BEGIN Rows

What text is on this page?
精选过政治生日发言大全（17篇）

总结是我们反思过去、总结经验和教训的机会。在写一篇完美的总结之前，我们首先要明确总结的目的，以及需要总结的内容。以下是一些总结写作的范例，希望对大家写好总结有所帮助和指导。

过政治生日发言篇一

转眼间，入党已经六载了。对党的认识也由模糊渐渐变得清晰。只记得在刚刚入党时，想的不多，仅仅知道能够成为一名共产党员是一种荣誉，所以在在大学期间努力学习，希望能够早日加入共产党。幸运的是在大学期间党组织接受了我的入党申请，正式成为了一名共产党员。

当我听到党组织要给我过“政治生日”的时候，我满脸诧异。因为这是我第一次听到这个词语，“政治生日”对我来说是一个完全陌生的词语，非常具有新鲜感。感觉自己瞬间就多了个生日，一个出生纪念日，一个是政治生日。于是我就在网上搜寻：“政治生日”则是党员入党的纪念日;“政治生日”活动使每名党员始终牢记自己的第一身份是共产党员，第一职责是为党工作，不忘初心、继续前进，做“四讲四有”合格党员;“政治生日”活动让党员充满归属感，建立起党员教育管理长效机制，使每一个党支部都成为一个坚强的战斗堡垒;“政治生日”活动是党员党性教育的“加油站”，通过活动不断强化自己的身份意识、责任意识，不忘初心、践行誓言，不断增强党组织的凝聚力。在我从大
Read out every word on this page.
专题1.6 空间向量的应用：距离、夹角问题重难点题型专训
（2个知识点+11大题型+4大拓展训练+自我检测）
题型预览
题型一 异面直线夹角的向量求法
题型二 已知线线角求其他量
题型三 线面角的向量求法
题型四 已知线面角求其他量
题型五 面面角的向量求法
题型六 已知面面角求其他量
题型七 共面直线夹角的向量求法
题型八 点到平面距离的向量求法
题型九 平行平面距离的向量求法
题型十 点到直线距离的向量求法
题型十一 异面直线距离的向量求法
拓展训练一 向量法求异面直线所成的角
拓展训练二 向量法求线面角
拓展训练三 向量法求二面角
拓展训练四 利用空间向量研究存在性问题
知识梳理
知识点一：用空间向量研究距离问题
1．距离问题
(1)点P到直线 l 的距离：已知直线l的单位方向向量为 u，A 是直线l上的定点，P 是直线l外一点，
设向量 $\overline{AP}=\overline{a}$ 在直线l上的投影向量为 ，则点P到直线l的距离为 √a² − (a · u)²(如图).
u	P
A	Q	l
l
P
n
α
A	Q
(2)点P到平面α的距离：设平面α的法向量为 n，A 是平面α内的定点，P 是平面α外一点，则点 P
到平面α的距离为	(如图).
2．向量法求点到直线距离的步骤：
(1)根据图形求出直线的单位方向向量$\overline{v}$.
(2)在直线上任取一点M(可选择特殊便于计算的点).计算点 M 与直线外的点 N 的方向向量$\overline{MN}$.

END Rows

Stated goal:
Show all lines from the data above in which the word "this" appears.

Task result:
What text is on this page?
Read out every word on this page.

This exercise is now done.